**** Information shown

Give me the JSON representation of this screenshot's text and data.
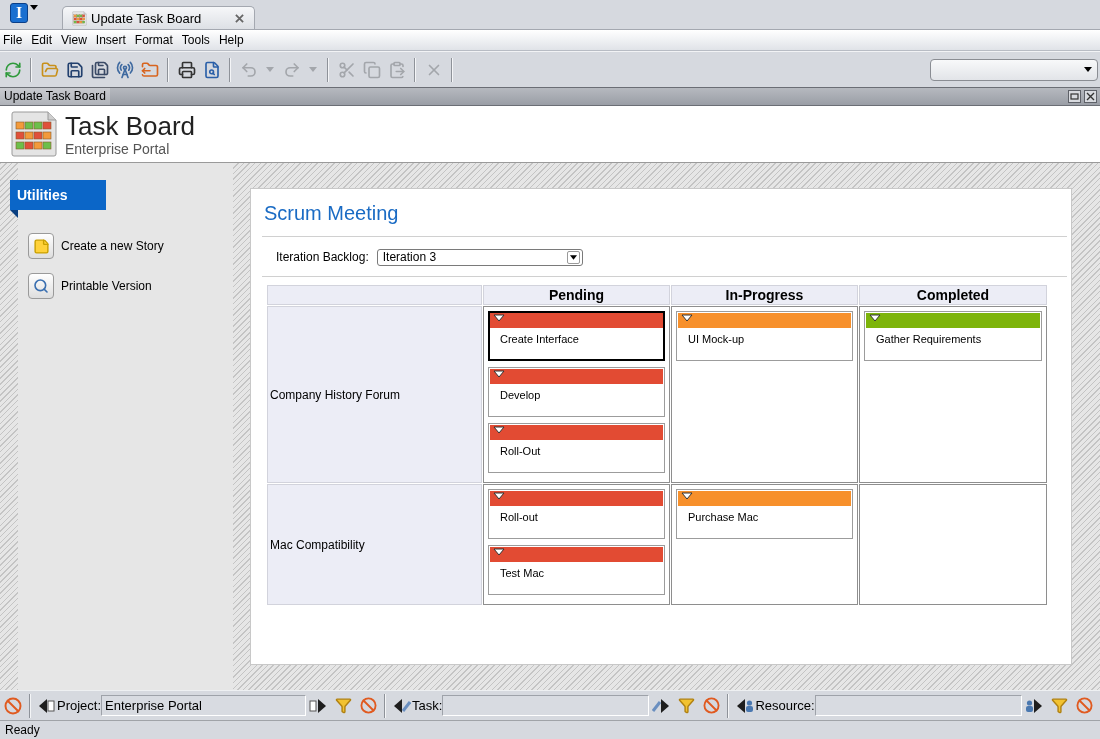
{
  "app_logo": {
    "letter": "I"
  },
  "tabs": [
    {
      "title": "Update Task Board",
      "selected": true
    }
  ],
  "menu": [
    "File",
    "Edit",
    "View",
    "Insert",
    "Format",
    "Tools",
    "Help"
  ],
  "toolbar": [
    [
      {
        "disabled": false
      }
    ],
    [
      {
        "disabled": false
      },
      {
        "disabled": false
      },
      {
        "disabled": false
      },
      {
        "disabled": false
      },
      {
        "disabled": false
      }
    ],
    [
      {
        "disabled": false
      },
      {
        "disabled": false
      }
    ],
    [
      {
        "disabled": true
      },
      {
        "disabled": true
      },
      {
        "disabled": true
      },
      {
        "disabled": true
      }
    ],
    [
      {
        "disabled": true
      },
      {
        "disabled": true
      },
      {
        "disabled": true
      }
    ],
    [
      {
        "disabled": true
      }
    ]
  ],
  "panel": {
    "title": "Update Task Board"
  },
  "header": {
    "title": "Task Board",
    "subtitle": "Enterprise Portal"
  },
  "sidebar": {
    "title": "Utilities",
    "items": [
      {
        "label": "Create a new Story"
      },
      {
        "label": "Printable Version"
      }
    ]
  },
  "meeting": {
    "title": "Scrum Meeting",
    "backlog": {
      "label": "Iteration Backlog:",
      "value": "Iteration 3"
    }
  },
  "board": {
    "columns": [
      "Pending",
      "In-Progress",
      "Completed"
    ],
    "rows": [
      {
        "label": "Company History Forum",
        "cells": [
          {
            "cards": [
              {
                "title": "Create Interface",
                "color": "#e24b33",
                "selected": true
              },
              {
                "title": "Develop",
                "color": "#e24b33",
                "selected": false
              },
              {
                "title": "Roll-Out",
                "color": "#e24b33",
                "selected": false
              }
            ]
          },
          {
            "cards": [
              {
                "title": "UI Mock-up",
                "color": "#f7902b",
                "selected": false
              }
            ]
          },
          {
            "cards": [
              {
                "title": "Gather Requirements",
                "color": "#7db40a",
                "selected": false
              }
            ]
          }
        ]
      },
      {
        "label": "Mac Compatibility",
        "cells": [
          {
            "cards": [
              {
                "title": "Roll-out",
                "color": "#e24b33",
                "selected": false
              },
              {
                "title": "Test Mac",
                "color": "#e24b33",
                "selected": false
              }
            ]
          },
          {
            "cards": [
              {
                "title": "Purchase Mac",
                "color": "#f7902b",
                "selected": false
              }
            ]
          },
          {}
        ]
      }
    ]
  },
  "filter_bar": {
    "project": {
      "label": "Project:",
      "value": "Enterprise Portal"
    },
    "task": {
      "label": "Task:"
    },
    "resource": {
      "label": "Resource:"
    }
  },
  "status_bar": {
    "text": "Ready"
  }
}
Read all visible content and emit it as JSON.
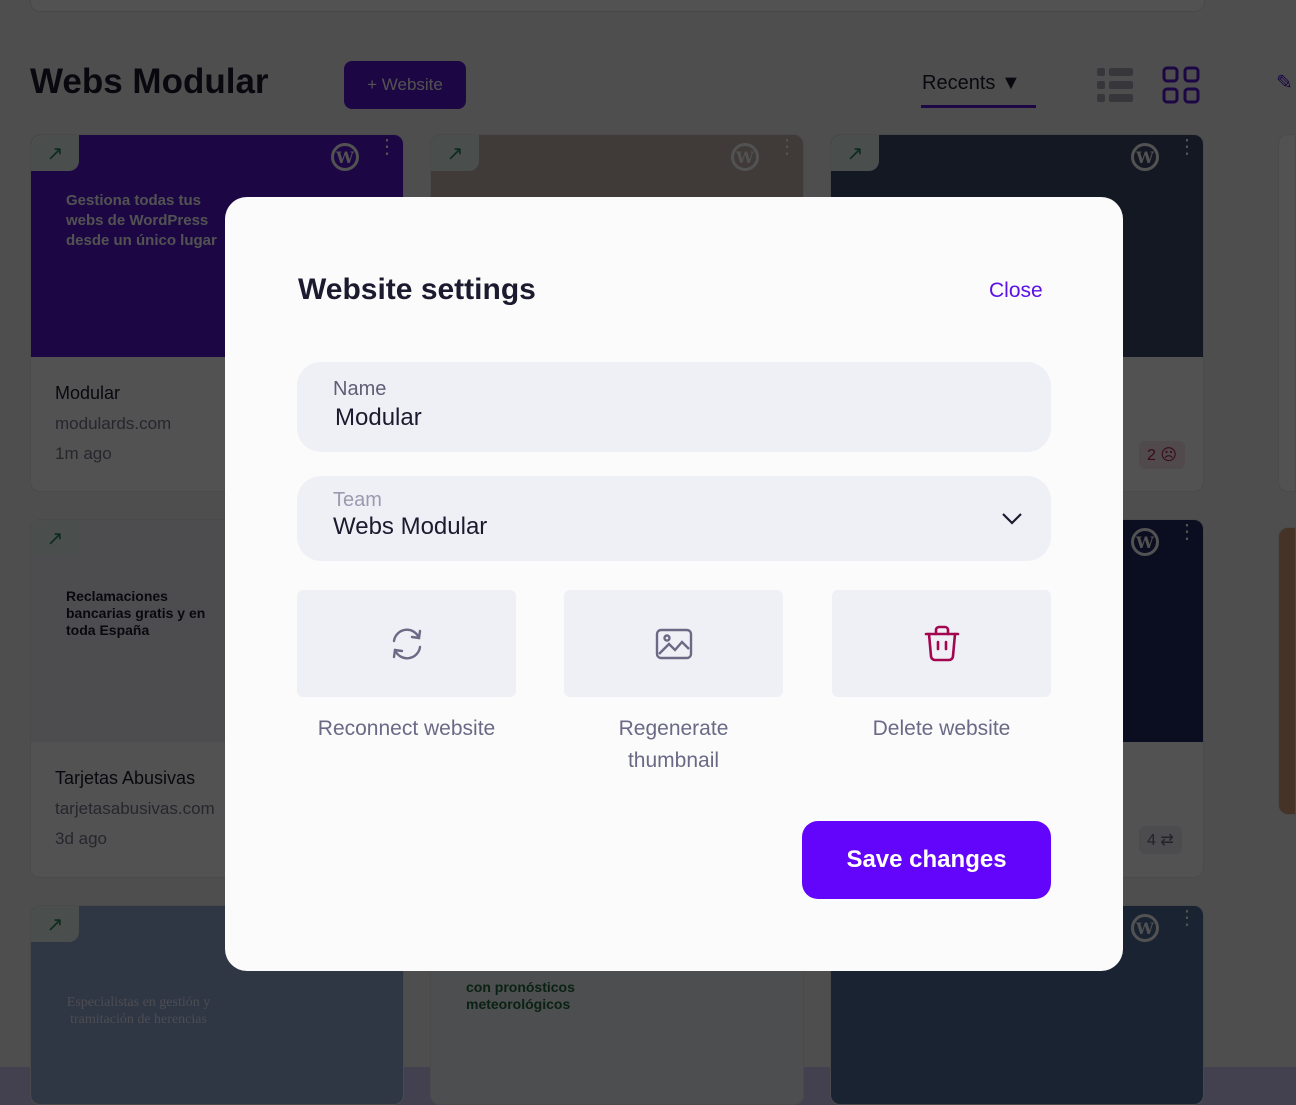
{
  "header": {
    "title": "Webs Modular",
    "add_button": "+ Website",
    "sort_label": "Recents",
    "sort_icon": "caret-down-icon"
  },
  "cards": [
    {
      "name": "Modular",
      "url": "modulards.com",
      "time": "1m ago",
      "thumb_text": "Gestiona todas tus webs de WordPress desde un único lugar",
      "thumb_color": "#5b12e8"
    },
    {
      "name": "",
      "url": "",
      "time": "",
      "thumb_text": "",
      "thumb_color": "#c9b8b0"
    },
    {
      "name": "",
      "url": "",
      "time": "",
      "thumb_text": "",
      "thumb_color": "#3a4a70",
      "badge": "2"
    },
    {
      "name": "Tarjetas Abusivas",
      "url": "tarjetasabusivas.com",
      "time": "3d ago",
      "thumb_text": "Reclamaciones bancarias gratis y en toda España",
      "thumb_color": "#f1f1f6"
    },
    {
      "name": "",
      "url": "",
      "time": "",
      "thumb_text": "",
      "thumb_color": "#1e2a6a",
      "badge": "4"
    },
    {
      "name": "",
      "url": "",
      "time": "",
      "thumb_text": "Especialistas en gestión y tramitación de herencias",
      "thumb_color": "#8fa8d8"
    },
    {
      "name": "",
      "url": "",
      "time": "",
      "thumb_text": "con pronósticos meteorológicos",
      "thumb_color": "#eef3f6"
    },
    {
      "name": "",
      "url": "",
      "time": "",
      "thumb_text": "",
      "thumb_color": "#4d6da0"
    }
  ],
  "modal": {
    "title": "Website settings",
    "close": "Close",
    "name_label": "Name",
    "name_value": "Modular",
    "team_label": "Team",
    "team_value": "Webs Modular",
    "actions": [
      {
        "label": "Reconnect website",
        "icon": "refresh-icon"
      },
      {
        "label": "Regenerate thumbnail",
        "icon": "image-icon"
      },
      {
        "label": "Delete website",
        "icon": "trash-icon"
      }
    ],
    "save": "Save changes"
  },
  "colors": {
    "accent": "#6305fa",
    "danger": "#a3064f"
  }
}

********

(Short problem): Copy all the data exactly as written, but skip any picture.

(Answer):
Give me the JSON representation of this screenshot's text and data.
{
  "app_logo": {
    "letter": "I"
  },
  "tabs": [
    {
      "title": "Update Task Board",
      "selected": true
    }
  ],
  "menu": [
    "File",
    "Edit",
    "View",
    "Insert",
    "Format",
    "Tools",
    "Help"
  ],
  "toolbar": [
    [
      {
        "disabled": false
      }
    ],
    [
      {
        "disabled": false
      },
      {
        "disabled": false
      },
      {
        "disabled": false
      },
      {
        "disabled": false
      },
      {
        "disabled": false
      }
    ],
    [
      {
        "disabled": false
      },
      {
        "disabled": false
      }
    ],
    [
      {
        "disabled": true
      },
      {
        "disabled": true
      },
      {
        "disabled": true
      },
      {
        "disabled": true
      }
    ],
    [
      {
        "disabled": true
      },
      {
        "disabled": true
      },
      {
        "disabled": true
      }
    ],
    [
      {
        "disabled": true
      }
    ]
  ],
  "panel": {
    "title": "Update Task Board"
  },
  "header": {
    "title": "Task Board",
    "subtitle": "Enterprise Portal"
  },
  "sidebar": {
    "title": "Utilities",
    "items": [
      {
        "label": "Create a new Story"
      },
      {
        "label": "Printable Version"
      }
    ]
  },
  "meeting": {
    "title": "Scrum Meeting",
    "backlog": {
      "label": "Iteration Backlog:",
      "value": "Iteration 3"
    }
  },
  "board": {
    "columns": [
      "Pending",
      "In-Progress",
      "Completed"
    ],
    "rows": [
      {
        "label": "Company History Forum",
        "cells": [
          {
            "cards": [
              {
                "title": "Create Interface",
                "color": "#e24b33",
                "selected": true
              },
              {
                "title": "Develop",
                "color": "#e24b33",
                "selected": false
              },
              {
                "title": "Roll-Out",
                "color": "#e24b33",
                "selected": false
              }
            ]
          },
          {
            "cards": [
              {
                "title": "UI Mock-up",
                "color": "#f7902b",
                "selected": false
              }
            ]
          },
          {
            "cards": [
              {
                "title": "Gather Requirements",
                "color": "#7db40a",
                "selected": false
              }
            ]
          }
        ]
      },
      {
        "label": "Mac Compatibility",
        "cells": [
          {
            "cards": [
              {
                "title": "Roll-out",
                "color": "#e24b33",
                "selected": false
              },
              {
                "title": "Test Mac",
                "color": "#e24b33",
                "selected": false
              }
            ]
          },
          {
            "cards": [
              {
                "title": "Purchase Mac",
                "color": "#f7902b",
                "selected": false
              }
            ]
          },
          {}
        ]
      }
    ]
  },
  "filter_bar": {
    "project": {
      "label": "Project:",
      "value": "Enterprise Portal"
    },
    "task": {
      "label": "Task:"
    },
    "resource": {
      "label": "Resource:"
    }
  },
  "status_bar": {
    "text": "Ready"
  }
}
Read all visible content and emit it as JSON.
{
  "header": {
    "title": "Webs Modular",
    "add_button": "+ Website",
    "sort_label": "Recents",
    "sort_icon": "caret-down-icon"
  },
  "cards": [
    {
      "name": "Modular",
      "url": "modulards.com",
      "time": "1m ago",
      "thumb_text": "Gestiona todas tus webs de WordPress desde un único lugar",
      "thumb_color": "#5b12e8"
    },
    {
      "name": "",
      "url": "",
      "time": "",
      "thumb_text": "",
      "thumb_color": "#c9b8b0"
    },
    {
      "name": "",
      "url": "",
      "time": "",
      "thumb_text": "",
      "thumb_color": "#3a4a70",
      "badge": "2"
    },
    {
      "name": "Tarjetas Abusivas",
      "url": "tarjetasabusivas.com",
      "time": "3d ago",
      "thumb_text": "Reclamaciones bancarias gratis y en toda España",
      "thumb_color": "#f1f1f6"
    },
    {
      "name": "",
      "url": "",
      "time": "",
      "thumb_text": "",
      "thumb_color": "#1e2a6a",
      "badge": "4"
    },
    {
      "name": "",
      "url": "",
      "time": "",
      "thumb_text": "Especialistas en gestión y tramitación de herencias",
      "thumb_color": "#8fa8d8"
    },
    {
      "name": "",
      "url": "",
      "time": "",
      "thumb_text": "con pronósticos meteorológicos",
      "thumb_color": "#eef3f6"
    },
    {
      "name": "",
      "url": "",
      "time": "",
      "thumb_text": "",
      "thumb_color": "#4d6da0"
    }
  ],
  "modal": {
    "title": "Website settings",
    "close": "Close",
    "name_label": "Name",
    "name_value": "Modular",
    "team_label": "Team",
    "team_value": "Webs Modular",
    "actions": [
      {
        "label": "Reconnect website",
        "icon": "refresh-icon"
      },
      {
        "label": "Regenerate thumbnail",
        "icon": "image-icon"
      },
      {
        "label": "Delete website",
        "icon": "trash-icon"
      }
    ],
    "save": "Save changes"
  },
  "colors": {
    "accent": "#6305fa",
    "danger": "#a3064f"
  }
}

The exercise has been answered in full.